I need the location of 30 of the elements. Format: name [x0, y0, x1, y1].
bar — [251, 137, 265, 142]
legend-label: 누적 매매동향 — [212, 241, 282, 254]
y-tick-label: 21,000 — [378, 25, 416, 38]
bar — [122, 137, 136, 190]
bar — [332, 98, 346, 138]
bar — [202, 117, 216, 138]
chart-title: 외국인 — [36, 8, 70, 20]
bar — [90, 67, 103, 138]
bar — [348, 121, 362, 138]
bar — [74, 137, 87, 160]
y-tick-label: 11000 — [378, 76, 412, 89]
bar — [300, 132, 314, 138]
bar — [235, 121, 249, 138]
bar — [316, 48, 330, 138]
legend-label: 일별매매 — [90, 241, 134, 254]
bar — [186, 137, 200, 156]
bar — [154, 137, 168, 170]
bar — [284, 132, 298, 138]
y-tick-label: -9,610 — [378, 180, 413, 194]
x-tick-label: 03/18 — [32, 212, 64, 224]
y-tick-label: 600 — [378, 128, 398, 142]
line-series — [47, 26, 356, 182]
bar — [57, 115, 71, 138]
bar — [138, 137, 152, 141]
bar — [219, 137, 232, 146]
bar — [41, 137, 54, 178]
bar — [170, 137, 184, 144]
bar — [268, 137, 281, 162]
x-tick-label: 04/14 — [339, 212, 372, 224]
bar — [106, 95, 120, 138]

**What is needed:** Put each line of the entries into a JSON list of strings, one string per line, with any blank lines left out.

**Result of the exercise:**
[
  "I need the location of 30 of the elements. Format: name [x0, y0, x1, y1].",
  "bar — [251, 137, 265, 142]",
  "legend-label: 누적 매매동향 — [212, 241, 282, 254]",
  "y-tick-label: 21,000 — [378, 25, 416, 38]",
  "bar — [122, 137, 136, 190]",
  "bar — [332, 98, 346, 138]",
  "bar — [202, 117, 216, 138]",
  "chart-title: 외국인 — [36, 8, 70, 20]",
  "bar — [90, 67, 103, 138]",
  "bar — [348, 121, 362, 138]",
  "bar — [74, 137, 87, 160]",
  "y-tick-label: 11000 — [378, 76, 412, 89]",
  "bar — [300, 132, 314, 138]",
  "bar — [235, 121, 249, 138]",
  "bar — [316, 48, 330, 138]",
  "legend-label: 일별매매 — [90, 241, 134, 254]",
  "bar — [186, 137, 200, 156]",
  "bar — [154, 137, 168, 170]",
  "bar — [284, 132, 298, 138]",
  "y-tick-label: -9,610 — [378, 180, 413, 194]",
  "x-tick-label: 03/18 — [32, 212, 64, 224]",
  "y-tick-label: 600 — [378, 128, 398, 142]",
  "line-series — [47, 26, 356, 182]",
  "bar — [57, 115, 71, 138]",
  "bar — [138, 137, 152, 141]",
  "bar — [219, 137, 232, 146]",
  "bar — [41, 137, 54, 178]",
  "bar — [170, 137, 184, 144]",
  "bar — [268, 137, 281, 162]",
  "x-tick-label: 04/14 — [339, 212, 372, 224]",
  "bar — [106, 95, 120, 138]"
]